- _Records shown_
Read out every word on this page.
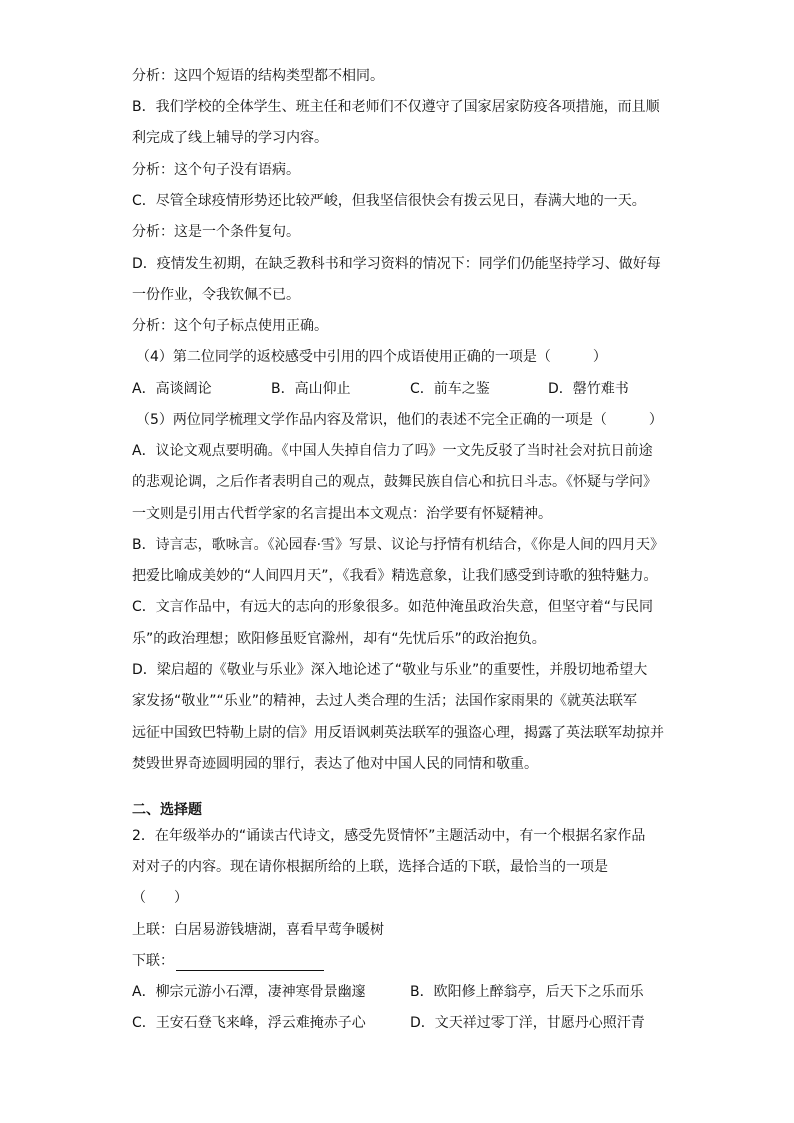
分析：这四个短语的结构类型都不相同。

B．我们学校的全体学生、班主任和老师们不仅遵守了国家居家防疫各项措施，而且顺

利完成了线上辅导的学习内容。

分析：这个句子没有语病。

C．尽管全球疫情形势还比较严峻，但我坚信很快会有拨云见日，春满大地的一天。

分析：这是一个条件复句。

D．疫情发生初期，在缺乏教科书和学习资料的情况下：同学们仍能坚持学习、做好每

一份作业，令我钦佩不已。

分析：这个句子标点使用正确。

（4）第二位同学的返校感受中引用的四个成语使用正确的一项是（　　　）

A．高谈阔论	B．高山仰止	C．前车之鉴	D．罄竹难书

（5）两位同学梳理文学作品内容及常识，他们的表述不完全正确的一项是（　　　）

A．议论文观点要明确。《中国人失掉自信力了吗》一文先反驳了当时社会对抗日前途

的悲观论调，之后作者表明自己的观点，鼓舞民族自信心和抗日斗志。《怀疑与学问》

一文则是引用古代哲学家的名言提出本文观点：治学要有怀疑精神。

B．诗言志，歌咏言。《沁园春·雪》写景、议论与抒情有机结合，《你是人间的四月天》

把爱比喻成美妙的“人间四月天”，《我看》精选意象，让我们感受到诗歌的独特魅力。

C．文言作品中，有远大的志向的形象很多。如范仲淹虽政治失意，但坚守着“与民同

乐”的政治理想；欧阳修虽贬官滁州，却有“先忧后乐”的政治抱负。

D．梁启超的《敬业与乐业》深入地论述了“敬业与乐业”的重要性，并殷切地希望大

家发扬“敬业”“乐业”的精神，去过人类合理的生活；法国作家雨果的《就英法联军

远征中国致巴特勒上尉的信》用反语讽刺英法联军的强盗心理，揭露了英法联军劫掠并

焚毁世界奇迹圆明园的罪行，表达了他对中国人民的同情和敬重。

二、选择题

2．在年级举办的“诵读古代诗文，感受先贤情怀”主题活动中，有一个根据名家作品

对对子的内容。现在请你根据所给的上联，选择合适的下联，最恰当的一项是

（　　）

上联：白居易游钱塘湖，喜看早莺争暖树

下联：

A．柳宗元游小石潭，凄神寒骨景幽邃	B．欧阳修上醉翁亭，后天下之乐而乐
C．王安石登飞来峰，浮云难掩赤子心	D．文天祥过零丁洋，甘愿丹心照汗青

- _What to work on_
Reproduce the material above in full, exactly, with no images.

- _The reply_
Read out every word on this page.
分析：这四个短语的结构类型都不相同。

B．我们学校的全体学生、班主任和老师们不仅遵守了国家居家防疫各项措施，而且顺

利完成了线上辅导的学习内容。

分析：这个句子没有语病。

C．尽管全球疫情形势还比较严峻，但我坚信很快会有拨云见日，春满大地的一天。

分析：这是一个条件复句。

D．疫情发生初期，在缺乏教科书和学习资料的情况下：同学们仍能坚持学习、做好每

一份作业，令我钦佩不已。

分析：这个句子标点使用正确。

（4）第二位同学的返校感受中引用的四个成语使用正确的一项是（　　　）

A．高谈阔论	B．高山仰止	C．前车之鉴	D．罄竹难书

（5）两位同学梳理文学作品内容及常识，他们的表述不完全正确的一项是（　　　）

A．议论文观点要明确。《中国人失掉自信力了吗》一文先反驳了当时社会对抗日前途

的悲观论调，之后作者表明自己的观点，鼓舞民族自信心和抗日斗志。《怀疑与学问》

一文则是引用古代哲学家的名言提出本文观点：治学要有怀疑精神。

B．诗言志，歌咏言。《沁园春·雪》写景、议论与抒情有机结合，《你是人间的四月天》

把爱比喻成美妙的“人间四月天”，《我看》精选意象，让我们感受到诗歌的独特魅力。

C．文言作品中，有远大的志向的形象很多。如范仲淹虽政治失意，但坚守着“与民同

乐”的政治理想；欧阳修虽贬官滁州，却有“先忧后乐”的政治抱负。

D．梁启超的《敬业与乐业》深入地论述了“敬业与乐业”的重要性，并殷切地希望大

家发扬“敬业”“乐业”的精神，去过人类合理的生活；法国作家雨果的《就英法联军

远征中国致巴特勒上尉的信》用反语讽刺英法联军的强盗心理，揭露了英法联军劫掠并

焚毁世界奇迹圆明园的罪行，表达了他对中国人民的同情和敬重。

二、选择题

2．在年级举办的“诵读古代诗文，感受先贤情怀”主题活动中，有一个根据名家作品

对对子的内容。现在请你根据所给的上联，选择合适的下联，最恰当的一项是

（　　）

上联：白居易游钱塘湖，喜看早莺争暖树

下联：

A．柳宗元游小石潭，凄神寒骨景幽邃	B．欧阳修上醉翁亭，后天下之乐而乐
C．王安石登飞来峰，浮云难掩赤子心	D．文天祥过零丁洋，甘愿丹心照汗青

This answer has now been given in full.